*TASK BRIEF*: Copy out each line featuring the string "wegen" from the entries beneath.
───
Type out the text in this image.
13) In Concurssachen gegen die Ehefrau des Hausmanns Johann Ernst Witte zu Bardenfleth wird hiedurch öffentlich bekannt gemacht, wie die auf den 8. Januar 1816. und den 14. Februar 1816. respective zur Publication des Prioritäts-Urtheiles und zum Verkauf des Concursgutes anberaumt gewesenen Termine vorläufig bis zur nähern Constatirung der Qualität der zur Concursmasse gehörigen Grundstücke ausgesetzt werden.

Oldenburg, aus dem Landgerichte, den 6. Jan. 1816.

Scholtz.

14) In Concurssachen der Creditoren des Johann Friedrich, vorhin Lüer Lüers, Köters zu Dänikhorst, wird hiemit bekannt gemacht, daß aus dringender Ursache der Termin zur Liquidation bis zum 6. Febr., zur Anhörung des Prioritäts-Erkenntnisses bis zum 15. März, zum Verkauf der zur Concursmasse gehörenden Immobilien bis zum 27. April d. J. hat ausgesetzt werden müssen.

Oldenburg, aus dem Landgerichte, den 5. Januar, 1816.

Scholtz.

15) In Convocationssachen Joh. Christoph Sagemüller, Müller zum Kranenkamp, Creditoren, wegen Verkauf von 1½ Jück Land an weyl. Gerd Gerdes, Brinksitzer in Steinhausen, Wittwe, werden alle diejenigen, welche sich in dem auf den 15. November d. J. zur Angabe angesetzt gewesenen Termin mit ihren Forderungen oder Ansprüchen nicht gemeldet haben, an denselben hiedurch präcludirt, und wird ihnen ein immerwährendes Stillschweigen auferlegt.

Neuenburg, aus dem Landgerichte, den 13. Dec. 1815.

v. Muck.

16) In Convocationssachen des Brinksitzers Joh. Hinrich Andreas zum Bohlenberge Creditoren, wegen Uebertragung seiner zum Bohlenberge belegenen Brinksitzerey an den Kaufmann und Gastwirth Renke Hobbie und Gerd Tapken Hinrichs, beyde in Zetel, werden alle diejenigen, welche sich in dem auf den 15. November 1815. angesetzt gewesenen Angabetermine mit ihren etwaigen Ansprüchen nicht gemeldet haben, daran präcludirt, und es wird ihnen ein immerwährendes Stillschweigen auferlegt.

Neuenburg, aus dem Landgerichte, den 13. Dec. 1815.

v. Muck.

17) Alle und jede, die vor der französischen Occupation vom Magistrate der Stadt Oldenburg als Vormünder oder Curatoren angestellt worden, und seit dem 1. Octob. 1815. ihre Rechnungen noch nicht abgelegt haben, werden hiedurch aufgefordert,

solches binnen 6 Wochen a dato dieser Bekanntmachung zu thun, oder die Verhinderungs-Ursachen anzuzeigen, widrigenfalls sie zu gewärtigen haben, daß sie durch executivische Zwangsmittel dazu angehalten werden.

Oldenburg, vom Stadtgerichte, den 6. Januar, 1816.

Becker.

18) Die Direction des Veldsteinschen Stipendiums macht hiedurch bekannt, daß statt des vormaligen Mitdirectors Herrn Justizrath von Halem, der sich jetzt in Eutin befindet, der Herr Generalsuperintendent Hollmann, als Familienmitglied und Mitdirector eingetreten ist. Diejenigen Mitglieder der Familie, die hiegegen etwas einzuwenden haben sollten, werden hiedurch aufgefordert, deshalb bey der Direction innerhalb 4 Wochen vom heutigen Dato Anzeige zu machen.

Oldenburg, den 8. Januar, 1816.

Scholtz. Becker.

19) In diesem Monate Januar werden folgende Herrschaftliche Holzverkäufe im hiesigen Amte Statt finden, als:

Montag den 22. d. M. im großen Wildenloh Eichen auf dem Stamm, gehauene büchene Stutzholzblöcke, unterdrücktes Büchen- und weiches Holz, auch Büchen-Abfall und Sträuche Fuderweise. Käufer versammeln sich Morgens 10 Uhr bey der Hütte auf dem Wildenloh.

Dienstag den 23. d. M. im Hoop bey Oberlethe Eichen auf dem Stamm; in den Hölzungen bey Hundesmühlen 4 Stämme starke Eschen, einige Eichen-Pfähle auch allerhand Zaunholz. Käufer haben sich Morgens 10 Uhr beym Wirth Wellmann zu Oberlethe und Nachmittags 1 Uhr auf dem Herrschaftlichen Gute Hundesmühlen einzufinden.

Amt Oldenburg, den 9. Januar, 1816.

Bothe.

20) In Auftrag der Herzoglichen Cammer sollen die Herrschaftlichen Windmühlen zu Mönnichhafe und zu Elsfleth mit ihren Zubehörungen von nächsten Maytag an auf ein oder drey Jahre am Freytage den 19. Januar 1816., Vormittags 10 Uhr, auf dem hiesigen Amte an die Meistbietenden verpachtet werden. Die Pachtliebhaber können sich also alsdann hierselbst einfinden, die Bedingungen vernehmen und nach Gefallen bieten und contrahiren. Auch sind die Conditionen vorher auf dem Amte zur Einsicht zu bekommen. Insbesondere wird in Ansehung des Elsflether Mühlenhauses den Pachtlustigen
───
*ANSWER*:
15) In Convocationssachen Joh. Christoph Sagemüller, Müller zum Kranenkamp, Creditoren, wegen Verkauf von 1½ Jück Land an weyl. Gerd Gerdes, Brinksitzer in Steinhausen, Wittwe, werden alle diejenigen, welche sich in dem auf den 15. November d. J. zur Angabe angesetzt gewesenen Termin mit ihren Forderungen oder Ansprüchen nicht gemeldet haben, an denselben hiedurch präcludirt, und wird ihnen ein immerwährendes Stillschweigen auferlegt.
16) In Convocationssachen des Brinksitzers Joh. Hinrich Andreas zum Bohlenberge Creditoren, wegen Uebertragung seiner zum Bohlenberge belegenen Brinksitzerey an den Kaufmann und Gastwirth Renke Hobbie und Gerd Tapken Hinrichs, beyde in Zetel, werden alle diejenigen, welche sich in dem auf den 15. November 1815. angesetzt gewesenen Angabetermine mit ihren etwaigen Ansprüchen nicht gemeldet haben, daran präcludirt, und es wird ihnen ein immerwährendes Stillschweigen auferlegt.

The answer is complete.